[Stored data]
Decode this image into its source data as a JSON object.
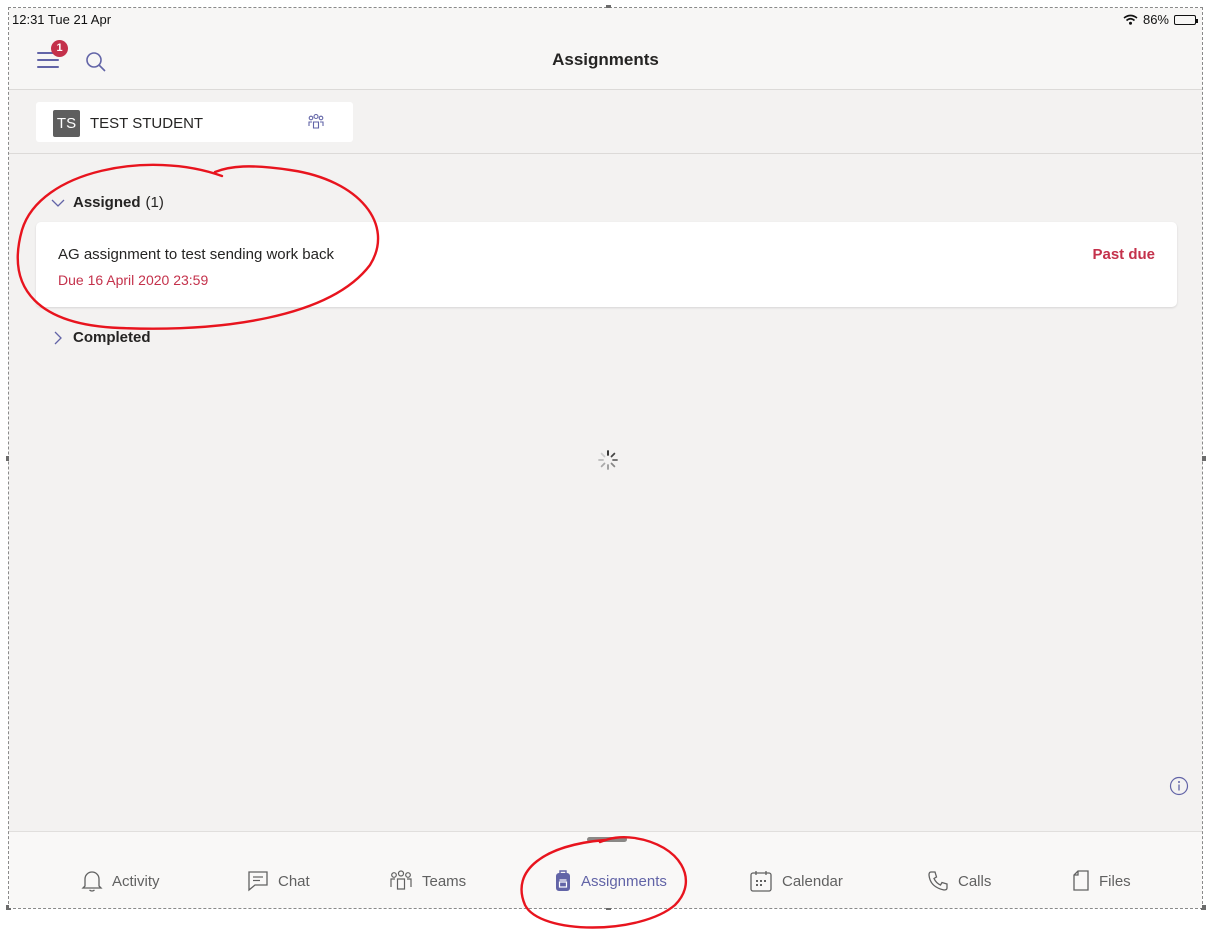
{
  "status_bar": {
    "time": "12:31  Tue 21 Apr",
    "battery": "86%"
  },
  "header": {
    "title": "Assignments",
    "notification_count": "1"
  },
  "class_selector": {
    "initials": "TS",
    "name": "TEST STUDENT"
  },
  "sections": {
    "assigned": {
      "label": "Assigned",
      "count": "(1)"
    },
    "completed": {
      "label": "Completed"
    }
  },
  "assignments": [
    {
      "name": "AG assignment to test sending work back",
      "due": "Due 16 April 2020 23:59",
      "status": "Past due"
    }
  ],
  "tabs": {
    "activity": "Activity",
    "chat": "Chat",
    "teams": "Teams",
    "assignments": "Assignments",
    "calendar": "Calendar",
    "calls": "Calls",
    "files": "Files"
  },
  "colors": {
    "accent": "#6264a7",
    "alert": "#c4314b",
    "annotation": "#e8141e"
  }
}
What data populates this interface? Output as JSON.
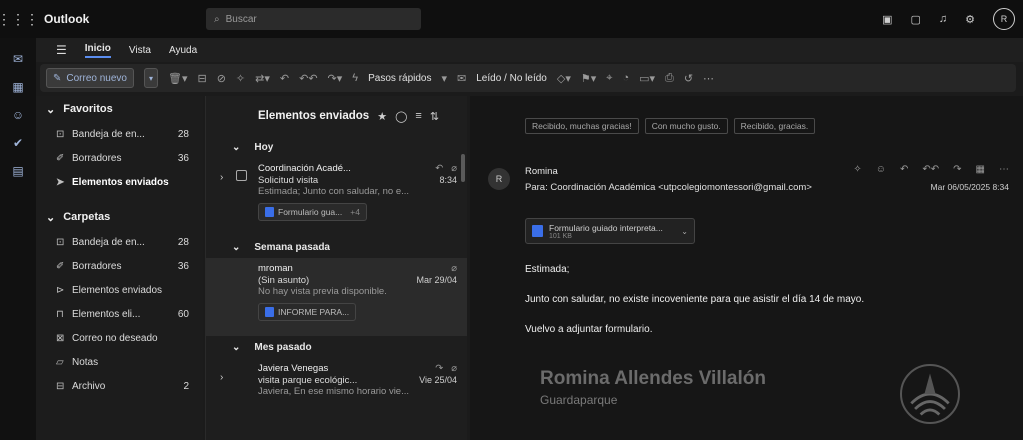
{
  "app": {
    "title": "Outlook"
  },
  "search": {
    "placeholder": "Buscar"
  },
  "avatar": {
    "initial": "R"
  },
  "menu": {
    "tabs": [
      "Inicio",
      "Vista",
      "Ayuda"
    ]
  },
  "ribbon": {
    "new_mail": "Correo nuevo",
    "quick_steps": "Pasos rápidos",
    "read_unread": "Leído / No leído"
  },
  "folders": {
    "favorites_title": "Favoritos",
    "favorites": [
      {
        "label": "Bandeja de en...",
        "count": "28",
        "icon": "inbox-icon"
      },
      {
        "label": "Borradores",
        "count": "36",
        "icon": "pencil-icon"
      },
      {
        "label": "Elementos enviados",
        "count": "",
        "icon": "send-icon"
      }
    ],
    "folders_title": "Carpetas",
    "items": [
      {
        "label": "Bandeja de en...",
        "count": "28"
      },
      {
        "label": "Borradores",
        "count": "36"
      },
      {
        "label": "Elementos enviados",
        "count": ""
      },
      {
        "label": "Elementos eli...",
        "count": "60"
      },
      {
        "label": "Correo no deseado",
        "count": ""
      },
      {
        "label": "Notas",
        "count": ""
      },
      {
        "label": "Archivo",
        "count": "2"
      }
    ]
  },
  "list": {
    "title": "Elementos enviados",
    "groups": [
      {
        "label": "Hoy",
        "messages": [
          {
            "sender": "Coordinación Acadé...",
            "subject": "Solicitud visita",
            "time": "8:34",
            "preview": "Estimada; Junto con saludar, no e...",
            "attachment": "Formulario gua...",
            "extra": "+4"
          }
        ]
      },
      {
        "label": "Semana pasada",
        "messages": [
          {
            "sender": "mroman",
            "subject": "(Sin asunto)",
            "time": "Mar 29/04",
            "preview": "No hay vista previa disponible.",
            "attachment": "INFORME PARA...",
            "extra": ""
          }
        ]
      },
      {
        "label": "Mes pasado",
        "messages": [
          {
            "sender": "Javiera Venegas",
            "subject": "visita parque ecológic...",
            "time": "Vie 25/04",
            "preview": "Javiera, En ese mismo horario vie...",
            "attachment": "",
            "extra": ""
          }
        ]
      }
    ]
  },
  "reading": {
    "quick_replies": [
      "Recibido, muchas gracias!",
      "Con mucho gusto.",
      "Recibido, gracias."
    ],
    "avatar_initial": "R",
    "from": "Romina",
    "to_label": "Para:",
    "to": "Coordinación Académica <utpcolegiomontessori@gmail.com>",
    "date": "Mar 06/05/2025 8:34",
    "attachment_name": "Formulario guiado interpreta...",
    "attachment_size": "101 KB",
    "body": [
      "Estimada;",
      "Junto con saludar, no existe incoveniente para que asistir el día 14 de mayo.",
      "Vuelvo a adjuntar formulario."
    ],
    "signature_name": "Romina Allendes Villalón",
    "signature_role": "Guardaparque"
  },
  "colors": {
    "accent": "#5b8def",
    "background": "#1b1b1b",
    "attachment": "#3a6ee8"
  }
}
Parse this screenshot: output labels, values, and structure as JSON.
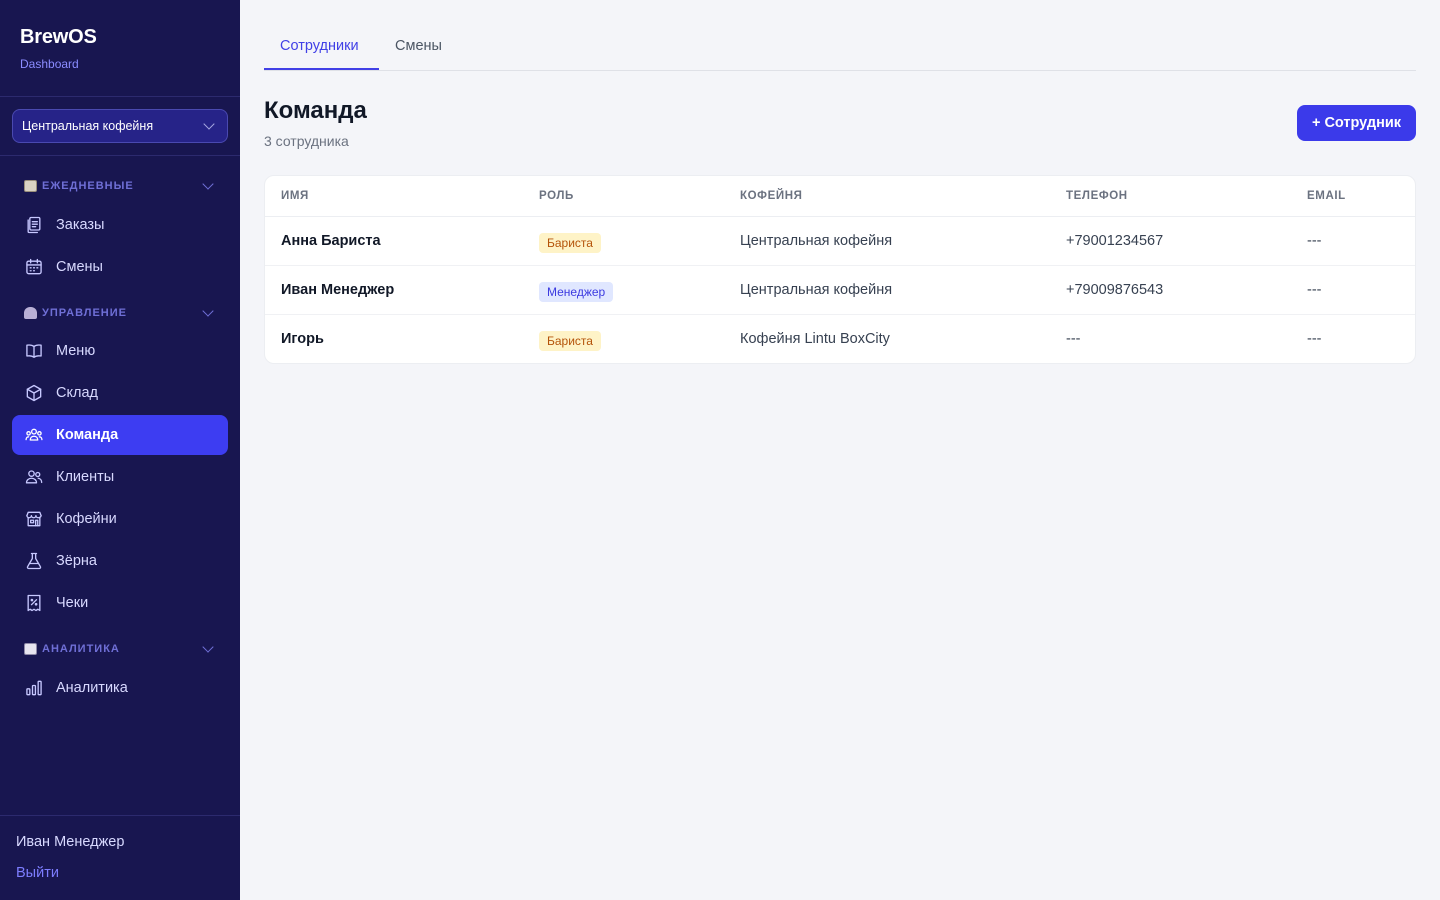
{
  "app": {
    "brand": "BrewOS",
    "subtitle": "Dashboard"
  },
  "sidebar": {
    "store_select": "Центральная кофейня",
    "sections": [
      {
        "label": "ЕЖЕДНЕВНЫЕ",
        "icon": "clipboard-emoji"
      },
      {
        "label": "УПРАВЛЕНИЕ",
        "icon": "manager-emoji"
      },
      {
        "label": "АНАЛИТИКА",
        "icon": "bar-chart-emoji"
      }
    ],
    "items": [
      {
        "label": "Заказы",
        "icon": "orders-icon"
      },
      {
        "label": "Смены",
        "icon": "calendar-icon"
      },
      {
        "label": "Меню",
        "icon": "book-icon"
      },
      {
        "label": "Склад",
        "icon": "box-icon"
      },
      {
        "label": "Команда",
        "icon": "team-icon"
      },
      {
        "label": "Клиенты",
        "icon": "users-icon"
      },
      {
        "label": "Кофейни",
        "icon": "store-icon"
      },
      {
        "label": "Зёрна",
        "icon": "flask-icon"
      },
      {
        "label": "Чеки",
        "icon": "receipt-icon"
      },
      {
        "label": "Аналитика",
        "icon": "analytics-icon"
      }
    ],
    "active_item": "Команда",
    "user_name": "Иван Менеджер",
    "logout": "Выйти"
  },
  "tabs": [
    {
      "label": "Сотрудники",
      "active": true
    },
    {
      "label": "Смены",
      "active": false
    }
  ],
  "page": {
    "title": "Команда",
    "subtitle": "3 сотрудника",
    "add_button": "+ Сотрудник"
  },
  "table": {
    "columns": [
      "Имя",
      "Роль",
      "Кофейня",
      "Телефон",
      "Email"
    ],
    "rows": [
      {
        "name": "Анна Бариста",
        "role": "Бариста",
        "role_type": "barista",
        "store": "Центральная кофейня",
        "phone": "+79001234567",
        "email": "---"
      },
      {
        "name": "Иван Менеджер",
        "role": "Менеджер",
        "role_type": "manager",
        "store": "Центральная кофейня",
        "phone": "+79009876543",
        "email": "---"
      },
      {
        "name": "Игорь",
        "role": "Бариста",
        "role_type": "barista",
        "store": "Кофейня Lintu BoxCity",
        "phone": "---",
        "email": "---"
      }
    ]
  },
  "colors": {
    "sidebar_bg": "#181650",
    "accent": "#3b3aea",
    "barista_badge_bg": "#fef3c7",
    "barista_badge_text": "#b45309",
    "manager_badge_bg": "#e0e7ff",
    "manager_badge_text": "#3b3ae0"
  }
}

Direction: How many lines in the records above contain the word "this"? Reply with the number and nothing more.

Exercise answer: 3